**Stated task:**
Word for word, transcribe the lines below and drop the pictures.
--
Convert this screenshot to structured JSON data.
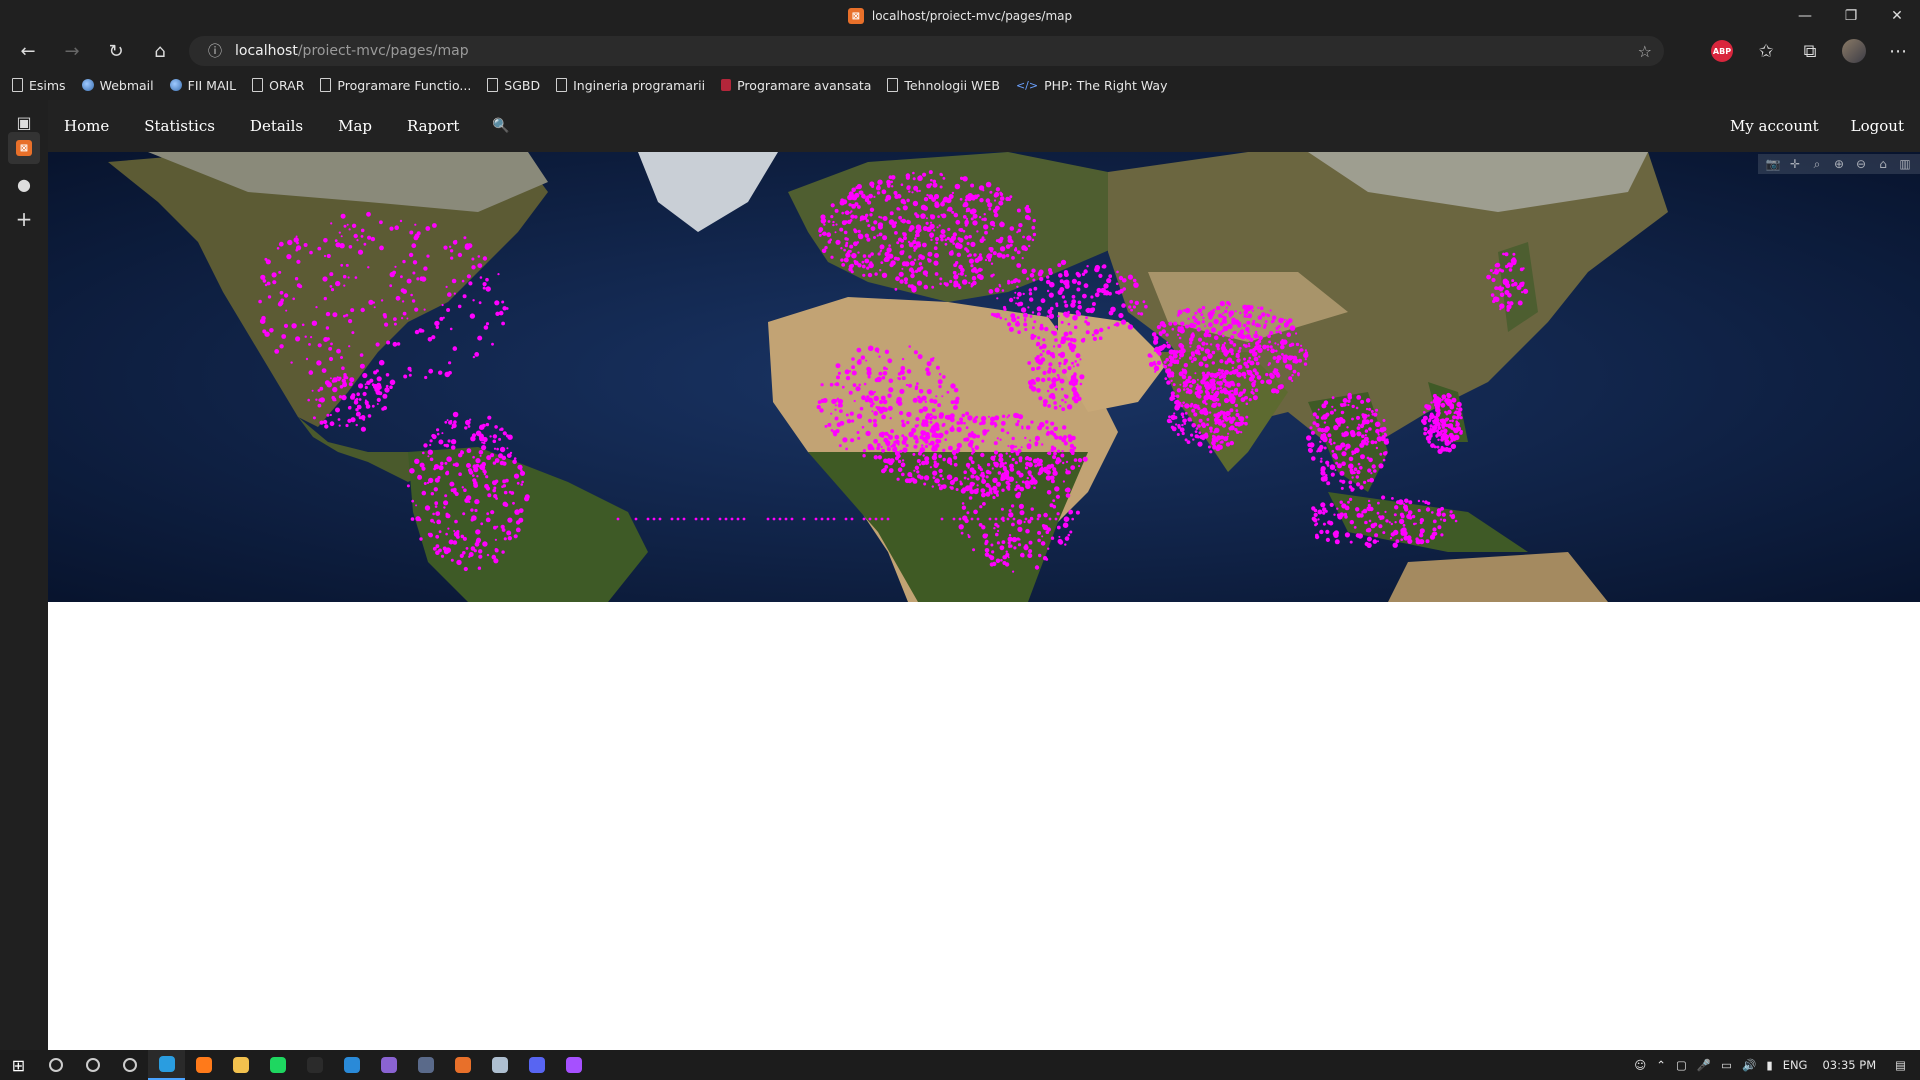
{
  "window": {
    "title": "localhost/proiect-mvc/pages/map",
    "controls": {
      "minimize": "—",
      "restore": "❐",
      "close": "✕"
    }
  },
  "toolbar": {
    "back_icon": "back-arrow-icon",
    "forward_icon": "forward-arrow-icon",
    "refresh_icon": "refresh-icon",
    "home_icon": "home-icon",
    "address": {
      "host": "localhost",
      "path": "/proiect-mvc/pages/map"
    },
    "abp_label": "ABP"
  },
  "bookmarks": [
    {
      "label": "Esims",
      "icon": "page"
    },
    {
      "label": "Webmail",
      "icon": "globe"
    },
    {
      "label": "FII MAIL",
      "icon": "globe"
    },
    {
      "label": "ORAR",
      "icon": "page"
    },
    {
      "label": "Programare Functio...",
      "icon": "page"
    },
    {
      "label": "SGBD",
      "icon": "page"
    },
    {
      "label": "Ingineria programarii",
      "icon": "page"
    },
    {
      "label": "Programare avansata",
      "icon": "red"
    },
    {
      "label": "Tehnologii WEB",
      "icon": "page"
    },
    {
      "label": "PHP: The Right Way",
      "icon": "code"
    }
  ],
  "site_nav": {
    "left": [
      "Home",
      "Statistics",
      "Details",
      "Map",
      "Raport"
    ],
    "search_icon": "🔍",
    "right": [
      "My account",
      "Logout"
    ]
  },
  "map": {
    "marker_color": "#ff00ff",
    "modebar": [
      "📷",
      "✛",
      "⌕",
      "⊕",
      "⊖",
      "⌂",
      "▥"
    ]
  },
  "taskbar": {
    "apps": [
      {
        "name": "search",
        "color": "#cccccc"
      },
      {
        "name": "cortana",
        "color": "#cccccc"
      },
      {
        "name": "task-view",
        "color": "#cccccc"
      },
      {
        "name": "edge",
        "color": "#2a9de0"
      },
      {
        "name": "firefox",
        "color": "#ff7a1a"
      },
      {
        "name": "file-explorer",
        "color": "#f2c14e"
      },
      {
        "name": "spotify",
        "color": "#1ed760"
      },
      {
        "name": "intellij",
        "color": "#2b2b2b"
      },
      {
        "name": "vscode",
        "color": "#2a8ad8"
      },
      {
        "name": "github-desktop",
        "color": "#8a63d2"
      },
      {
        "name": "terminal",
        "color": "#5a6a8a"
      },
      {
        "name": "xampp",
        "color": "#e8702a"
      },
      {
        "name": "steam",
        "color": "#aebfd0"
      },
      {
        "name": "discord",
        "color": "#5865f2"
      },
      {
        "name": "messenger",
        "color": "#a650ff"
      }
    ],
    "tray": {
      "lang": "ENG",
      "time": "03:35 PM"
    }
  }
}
--
**Final result:**
Convert this screenshot to structured JSON data.
{
  "window": {
    "title": "localhost/proiect-mvc/pages/map",
    "controls": {
      "minimize": "—",
      "restore": "❐",
      "close": "✕"
    }
  },
  "toolbar": {
    "back_icon": "back-arrow-icon",
    "forward_icon": "forward-arrow-icon",
    "refresh_icon": "refresh-icon",
    "home_icon": "home-icon",
    "address": {
      "host": "localhost",
      "path": "/proiect-mvc/pages/map"
    },
    "abp_label": "ABP"
  },
  "bookmarks": [
    {
      "label": "Esims",
      "icon": "page"
    },
    {
      "label": "Webmail",
      "icon": "globe"
    },
    {
      "label": "FII MAIL",
      "icon": "globe"
    },
    {
      "label": "ORAR",
      "icon": "page"
    },
    {
      "label": "Programare Functio...",
      "icon": "page"
    },
    {
      "label": "SGBD",
      "icon": "page"
    },
    {
      "label": "Ingineria programarii",
      "icon": "page"
    },
    {
      "label": "Programare avansata",
      "icon": "red"
    },
    {
      "label": "Tehnologii WEB",
      "icon": "page"
    },
    {
      "label": "PHP: The Right Way",
      "icon": "code"
    }
  ],
  "site_nav": {
    "left": [
      "Home",
      "Statistics",
      "Details",
      "Map",
      "Raport"
    ],
    "search_icon": "🔍",
    "right": [
      "My account",
      "Logout"
    ]
  },
  "map": {
    "marker_color": "#ff00ff",
    "modebar": [
      "📷",
      "✛",
      "⌕",
      "⊕",
      "⊖",
      "⌂",
      "▥"
    ]
  },
  "taskbar": {
    "apps": [
      {
        "name": "search",
        "color": "#cccccc"
      },
      {
        "name": "cortana",
        "color": "#cccccc"
      },
      {
        "name": "task-view",
        "color": "#cccccc"
      },
      {
        "name": "edge",
        "color": "#2a9de0"
      },
      {
        "name": "firefox",
        "color": "#ff7a1a"
      },
      {
        "name": "file-explorer",
        "color": "#f2c14e"
      },
      {
        "name": "spotify",
        "color": "#1ed760"
      },
      {
        "name": "intellij",
        "color": "#2b2b2b"
      },
      {
        "name": "vscode",
        "color": "#2a8ad8"
      },
      {
        "name": "github-desktop",
        "color": "#8a63d2"
      },
      {
        "name": "terminal",
        "color": "#5a6a8a"
      },
      {
        "name": "xampp",
        "color": "#e8702a"
      },
      {
        "name": "steam",
        "color": "#aebfd0"
      },
      {
        "name": "discord",
        "color": "#5865f2"
      },
      {
        "name": "messenger",
        "color": "#a650ff"
      }
    ],
    "tray": {
      "lang": "ENG",
      "time": "03:35 PM"
    }
  }
}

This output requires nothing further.